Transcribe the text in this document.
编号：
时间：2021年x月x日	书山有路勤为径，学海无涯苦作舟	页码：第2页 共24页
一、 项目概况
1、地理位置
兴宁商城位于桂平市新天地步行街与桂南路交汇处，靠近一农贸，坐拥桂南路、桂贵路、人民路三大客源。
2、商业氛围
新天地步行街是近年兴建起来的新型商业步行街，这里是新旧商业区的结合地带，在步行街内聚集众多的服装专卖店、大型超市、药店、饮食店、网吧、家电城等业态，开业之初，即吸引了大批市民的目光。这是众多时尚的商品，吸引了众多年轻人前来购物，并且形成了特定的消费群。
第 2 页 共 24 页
——————
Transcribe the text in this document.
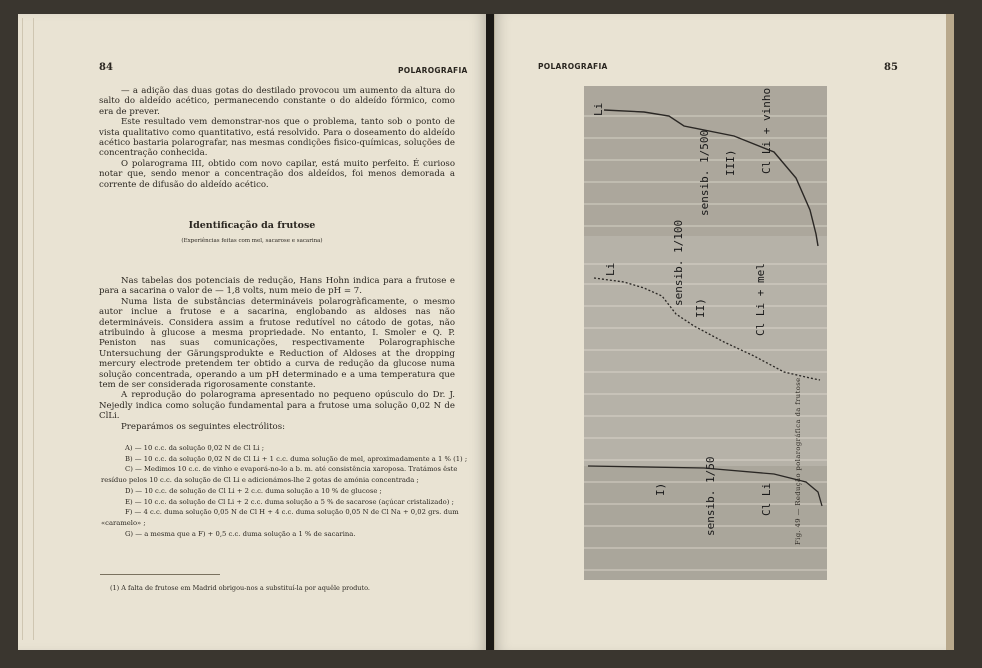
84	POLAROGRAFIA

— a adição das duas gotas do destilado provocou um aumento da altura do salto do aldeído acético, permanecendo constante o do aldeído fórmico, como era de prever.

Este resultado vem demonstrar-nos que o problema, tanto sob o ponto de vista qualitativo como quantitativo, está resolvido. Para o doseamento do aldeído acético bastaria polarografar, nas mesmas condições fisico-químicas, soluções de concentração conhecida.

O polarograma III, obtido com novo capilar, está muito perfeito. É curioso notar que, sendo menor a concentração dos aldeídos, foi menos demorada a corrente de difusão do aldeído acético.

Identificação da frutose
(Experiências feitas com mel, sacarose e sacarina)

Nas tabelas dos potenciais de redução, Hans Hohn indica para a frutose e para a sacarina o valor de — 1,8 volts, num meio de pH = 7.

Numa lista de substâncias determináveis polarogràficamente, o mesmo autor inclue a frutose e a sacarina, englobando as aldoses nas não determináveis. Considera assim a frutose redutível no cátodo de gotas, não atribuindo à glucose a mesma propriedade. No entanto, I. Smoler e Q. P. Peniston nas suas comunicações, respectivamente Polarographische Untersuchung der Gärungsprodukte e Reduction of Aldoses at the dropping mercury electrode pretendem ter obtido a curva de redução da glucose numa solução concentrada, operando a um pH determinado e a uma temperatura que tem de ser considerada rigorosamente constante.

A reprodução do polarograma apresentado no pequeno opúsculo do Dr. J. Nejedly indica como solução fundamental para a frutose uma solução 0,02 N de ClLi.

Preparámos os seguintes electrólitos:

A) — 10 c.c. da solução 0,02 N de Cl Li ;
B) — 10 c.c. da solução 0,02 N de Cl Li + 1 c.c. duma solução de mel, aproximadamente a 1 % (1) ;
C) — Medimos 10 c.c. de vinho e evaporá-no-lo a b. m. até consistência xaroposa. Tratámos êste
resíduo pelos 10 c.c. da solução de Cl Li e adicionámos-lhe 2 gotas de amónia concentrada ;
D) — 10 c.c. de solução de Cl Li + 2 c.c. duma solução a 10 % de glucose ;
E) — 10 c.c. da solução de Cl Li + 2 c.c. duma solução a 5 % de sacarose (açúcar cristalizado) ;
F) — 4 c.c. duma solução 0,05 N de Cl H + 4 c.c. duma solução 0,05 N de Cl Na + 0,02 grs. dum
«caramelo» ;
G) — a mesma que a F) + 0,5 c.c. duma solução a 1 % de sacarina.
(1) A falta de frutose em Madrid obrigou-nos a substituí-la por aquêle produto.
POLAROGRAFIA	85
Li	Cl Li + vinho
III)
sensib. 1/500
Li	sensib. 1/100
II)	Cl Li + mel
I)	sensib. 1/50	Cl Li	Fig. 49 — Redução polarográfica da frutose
——————
» **WHAT YOU SHOULD DO**
Pick out every line above that contains the word "indica" and copy it.

» **WRITTEN RESPONSE**
Nas tabelas dos potenciais de redução, Hans Hohn indica para a frutose e para a sacarina o valor de — 1,8 volts, num meio de pH = 7.
A reprodução do polarograma apresentado no pequeno opúsculo do Dr. J. Nejedly indica como solução fundamental para a frutose uma solução 0,02 N de ClLi.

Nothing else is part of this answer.